> EXERCISE REQUIREMENTS
Repeat all the records exactly, omitting pictures.

>> start

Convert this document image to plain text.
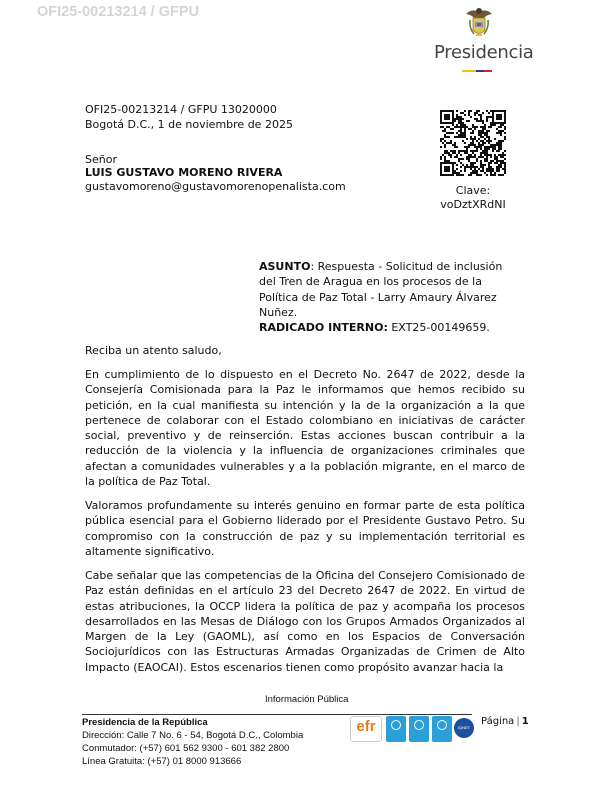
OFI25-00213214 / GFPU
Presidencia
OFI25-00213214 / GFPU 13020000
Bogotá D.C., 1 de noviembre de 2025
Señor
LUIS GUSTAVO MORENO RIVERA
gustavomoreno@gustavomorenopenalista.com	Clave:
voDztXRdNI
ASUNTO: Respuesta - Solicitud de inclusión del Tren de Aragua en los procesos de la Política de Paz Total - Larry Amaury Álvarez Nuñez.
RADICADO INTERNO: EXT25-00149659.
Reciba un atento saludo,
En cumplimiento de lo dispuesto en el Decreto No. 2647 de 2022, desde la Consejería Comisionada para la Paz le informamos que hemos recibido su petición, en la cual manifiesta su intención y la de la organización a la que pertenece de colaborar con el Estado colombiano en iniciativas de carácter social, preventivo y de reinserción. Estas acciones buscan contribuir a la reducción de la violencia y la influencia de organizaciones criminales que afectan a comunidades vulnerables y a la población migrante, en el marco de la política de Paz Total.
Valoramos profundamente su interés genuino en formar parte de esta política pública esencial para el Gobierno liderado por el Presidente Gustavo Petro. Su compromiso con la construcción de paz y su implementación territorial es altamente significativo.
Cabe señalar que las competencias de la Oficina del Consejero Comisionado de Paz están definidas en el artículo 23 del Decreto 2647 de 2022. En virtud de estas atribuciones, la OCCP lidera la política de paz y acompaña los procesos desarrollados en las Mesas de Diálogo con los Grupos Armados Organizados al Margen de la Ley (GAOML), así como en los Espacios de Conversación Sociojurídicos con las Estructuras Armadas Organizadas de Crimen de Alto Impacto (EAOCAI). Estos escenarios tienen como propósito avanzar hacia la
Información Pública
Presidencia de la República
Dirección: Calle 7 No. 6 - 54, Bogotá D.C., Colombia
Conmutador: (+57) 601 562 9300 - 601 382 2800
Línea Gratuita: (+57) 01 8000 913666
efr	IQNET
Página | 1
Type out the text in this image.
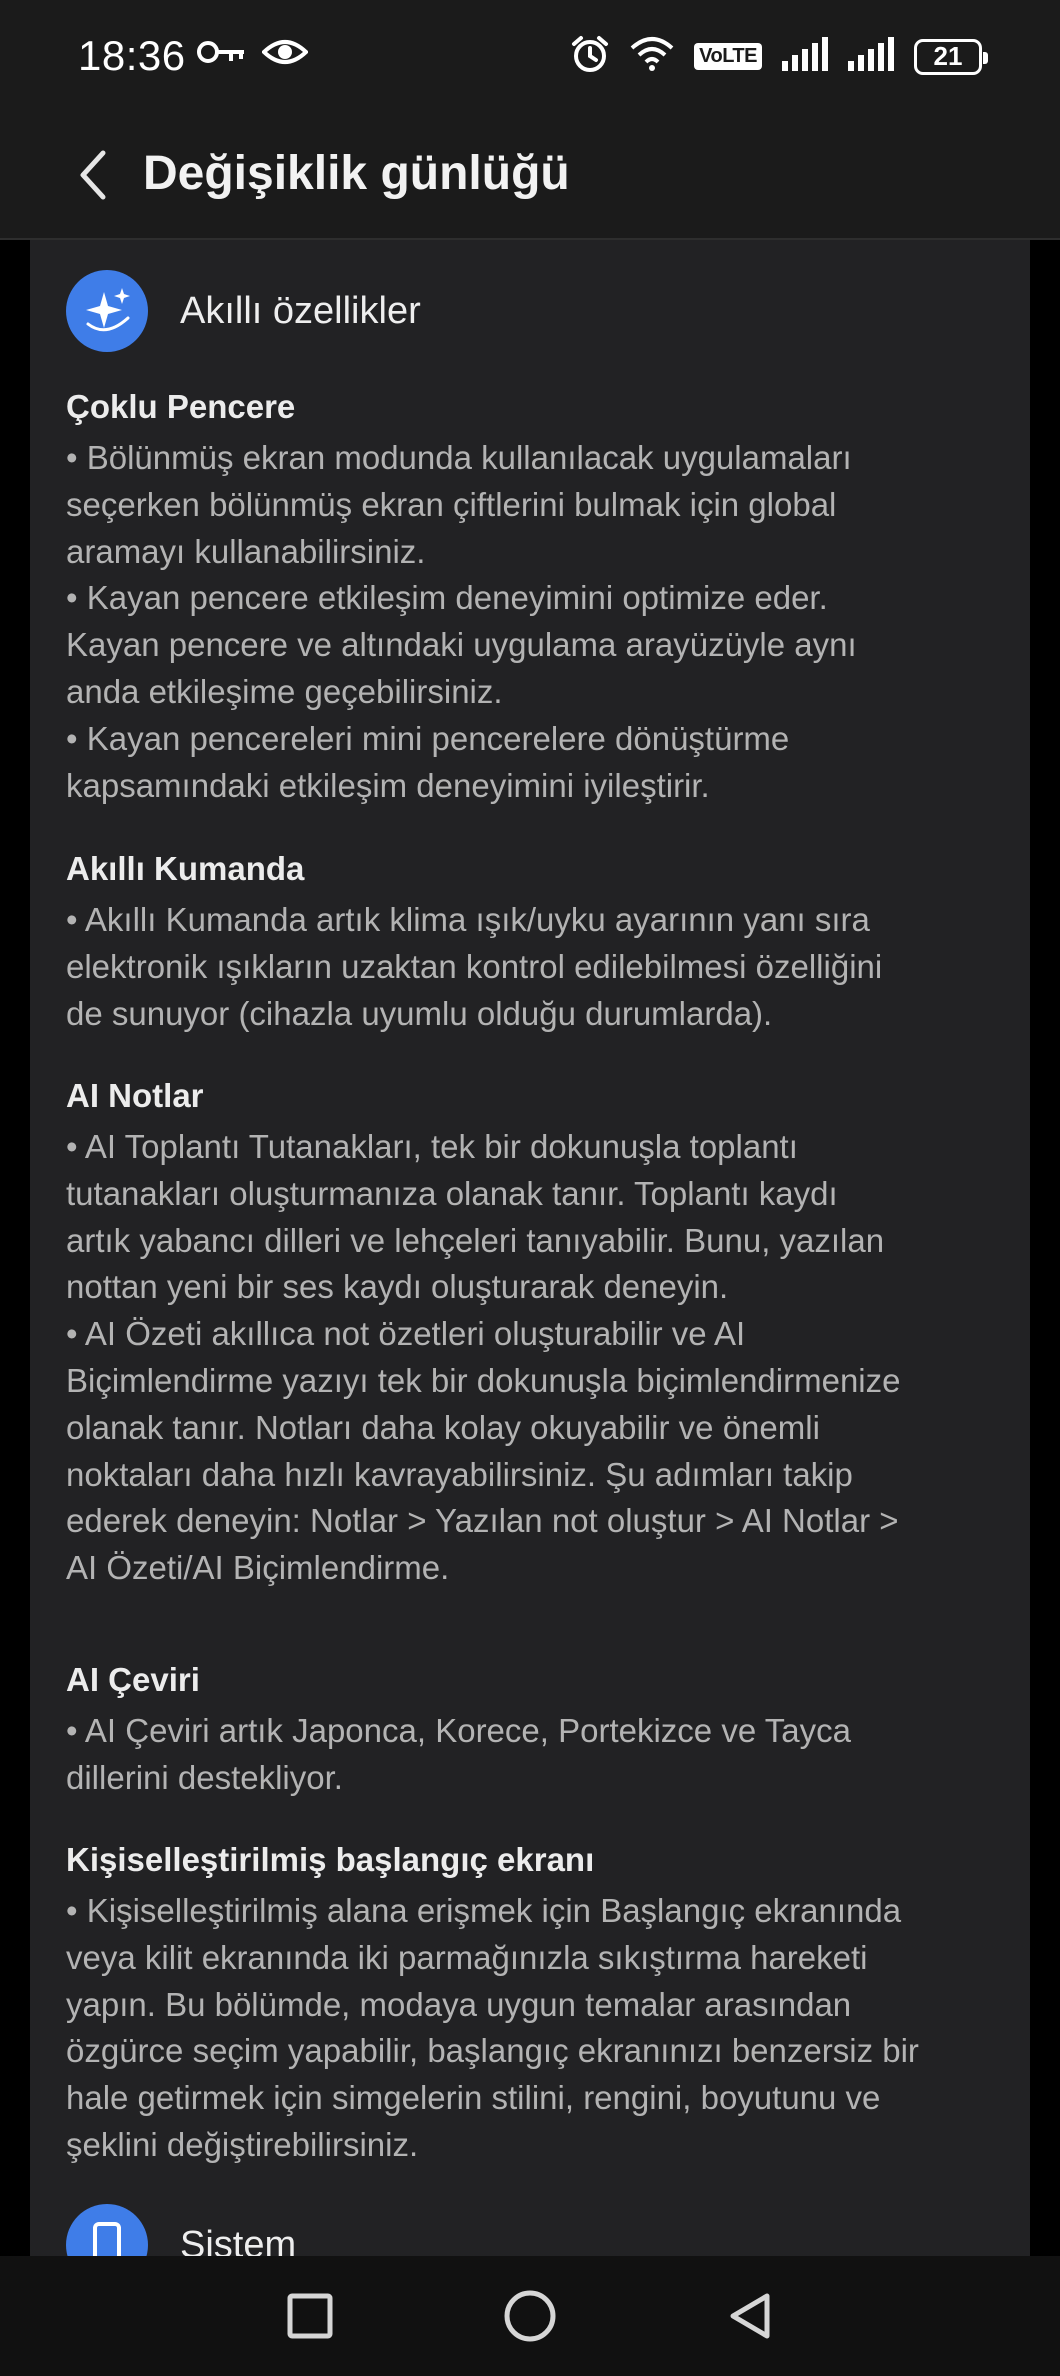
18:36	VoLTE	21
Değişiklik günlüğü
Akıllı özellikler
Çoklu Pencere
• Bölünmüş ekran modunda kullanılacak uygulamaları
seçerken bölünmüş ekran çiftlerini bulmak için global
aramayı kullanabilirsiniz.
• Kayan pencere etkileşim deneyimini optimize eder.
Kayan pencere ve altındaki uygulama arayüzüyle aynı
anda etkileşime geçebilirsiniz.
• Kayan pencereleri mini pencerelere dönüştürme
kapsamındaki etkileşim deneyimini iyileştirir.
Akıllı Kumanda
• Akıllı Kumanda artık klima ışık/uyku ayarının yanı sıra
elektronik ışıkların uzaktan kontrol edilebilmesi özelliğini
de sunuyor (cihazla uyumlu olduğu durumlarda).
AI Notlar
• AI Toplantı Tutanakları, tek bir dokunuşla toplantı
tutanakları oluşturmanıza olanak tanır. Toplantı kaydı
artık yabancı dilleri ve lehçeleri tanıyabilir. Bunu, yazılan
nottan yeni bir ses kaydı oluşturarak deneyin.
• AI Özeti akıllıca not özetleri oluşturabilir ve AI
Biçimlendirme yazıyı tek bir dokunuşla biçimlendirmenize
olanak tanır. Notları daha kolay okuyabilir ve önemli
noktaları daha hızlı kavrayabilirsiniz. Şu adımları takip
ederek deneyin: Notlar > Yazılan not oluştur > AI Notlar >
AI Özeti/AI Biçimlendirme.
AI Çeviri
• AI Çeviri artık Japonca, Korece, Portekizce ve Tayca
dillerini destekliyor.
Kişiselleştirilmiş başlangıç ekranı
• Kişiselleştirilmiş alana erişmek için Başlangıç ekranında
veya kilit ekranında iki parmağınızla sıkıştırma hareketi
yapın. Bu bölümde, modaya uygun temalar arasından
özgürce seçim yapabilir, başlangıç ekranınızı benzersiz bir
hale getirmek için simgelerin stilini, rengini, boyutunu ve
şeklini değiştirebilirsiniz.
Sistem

>> end

> PROBLEM SOLUTION
Convert this document image to plain text.
OFI25-00213214 / GFPU
Presidencia
OFI25-00213214 / GFPU 13020000
Bogotá D.C., 1 de noviembre de 2025
Señor
LUIS GUSTAVO MORENO RIVERA
gustavomoreno@gustavomorenopenalista.com	Clave:
voDztXRdNI
ASUNTO: Respuesta - Solicitud de inclusión del Tren de Aragua en los procesos de la Política de Paz Total - Larry Amaury Álvarez Nuñez.
RADICADO INTERNO: EXT25-00149659.
Reciba un atento saludo,
En cumplimiento de lo dispuesto en el Decreto No. 2647 de 2022, desde la Consejería Comisionada para la Paz le informamos que hemos recibido su petición, en la cual manifiesta su intención y la de la organización a la que pertenece de colaborar con el Estado colombiano en iniciativas de carácter social, preventivo y de reinserción. Estas acciones buscan contribuir a la reducción de la violencia y la influencia de organizaciones criminales que afectan a comunidades vulnerables y a la población migrante, en el marco de la política de Paz Total.
Valoramos profundamente su interés genuino en formar parte de esta política pública esencial para el Gobierno liderado por el Presidente Gustavo Petro. Su compromiso con la construcción de paz y su implementación territorial es altamente significativo.
Cabe señalar que las competencias de la Oficina del Consejero Comisionado de Paz están definidas en el artículo 23 del Decreto 2647 de 2022. En virtud de estas atribuciones, la OCCP lidera la política de paz y acompaña los procesos desarrollados en las Mesas de Diálogo con los Grupos Armados Organizados al Margen de la Ley (GAOML), así como en los Espacios de Conversación Sociojurídicos con las Estructuras Armadas Organizadas de Crimen de Alto Impacto (EAOCAI). Estos escenarios tienen como propósito avanzar hacia la
Información Pública
Presidencia de la República
Dirección: Calle 7 No. 6 - 54, Bogotá D.C., Colombia
Conmutador: (+57) 601 562 9300 - 601 382 2800
Línea Gratuita: (+57) 01 8000 913666
efr	IQNET
Página | 1
Type out the text in this image.
18:36	VoLTE	21
Değişiklik günlüğü
Akıllı özellikler
Çoklu Pencere
• Bölünmüş ekran modunda kullanılacak uygulamaları
seçerken bölünmüş ekran çiftlerini bulmak için global
aramayı kullanabilirsiniz.
• Kayan pencere etkileşim deneyimini optimize eder.
Kayan pencere ve altındaki uygulama arayüzüyle aynı
anda etkileşime geçebilirsiniz.
• Kayan pencereleri mini pencerelere dönüştürme
kapsamındaki etkileşim deneyimini iyileştirir.
Akıllı Kumanda
• Akıllı Kumanda artık klima ışık/uyku ayarının yanı sıra
elektronik ışıkların uzaktan kontrol edilebilmesi özelliğini
de sunuyor (cihazla uyumlu olduğu durumlarda).
AI Notlar
• AI Toplantı Tutanakları, tek bir dokunuşla toplantı
tutanakları oluşturmanıza olanak tanır. Toplantı kaydı
artık yabancı dilleri ve lehçeleri tanıyabilir. Bunu, yazılan
nottan yeni bir ses kaydı oluşturarak deneyin.
• AI Özeti akıllıca not özetleri oluşturabilir ve AI
Biçimlendirme yazıyı tek bir dokunuşla biçimlendirmenize
olanak tanır. Notları daha kolay okuyabilir ve önemli
noktaları daha hızlı kavrayabilirsiniz. Şu adımları takip
ederek deneyin: Notlar > Yazılan not oluştur > AI Notlar >
AI Özeti/AI Biçimlendirme.
AI Çeviri
• AI Çeviri artık Japonca, Korece, Portekizce ve Tayca
dillerini destekliyor.
Kişiselleştirilmiş başlangıç ekranı
• Kişiselleştirilmiş alana erişmek için Başlangıç ekranında
veya kilit ekranında iki parmağınızla sıkıştırma hareketi
yapın. Bu bölümde, modaya uygun temalar arasından
özgürce seçim yapabilir, başlangıç ekranınızı benzersiz bir
hale getirmek için simgelerin stilini, rengini, boyutunu ve
şeklini değiştirebilirsiniz.
Sistem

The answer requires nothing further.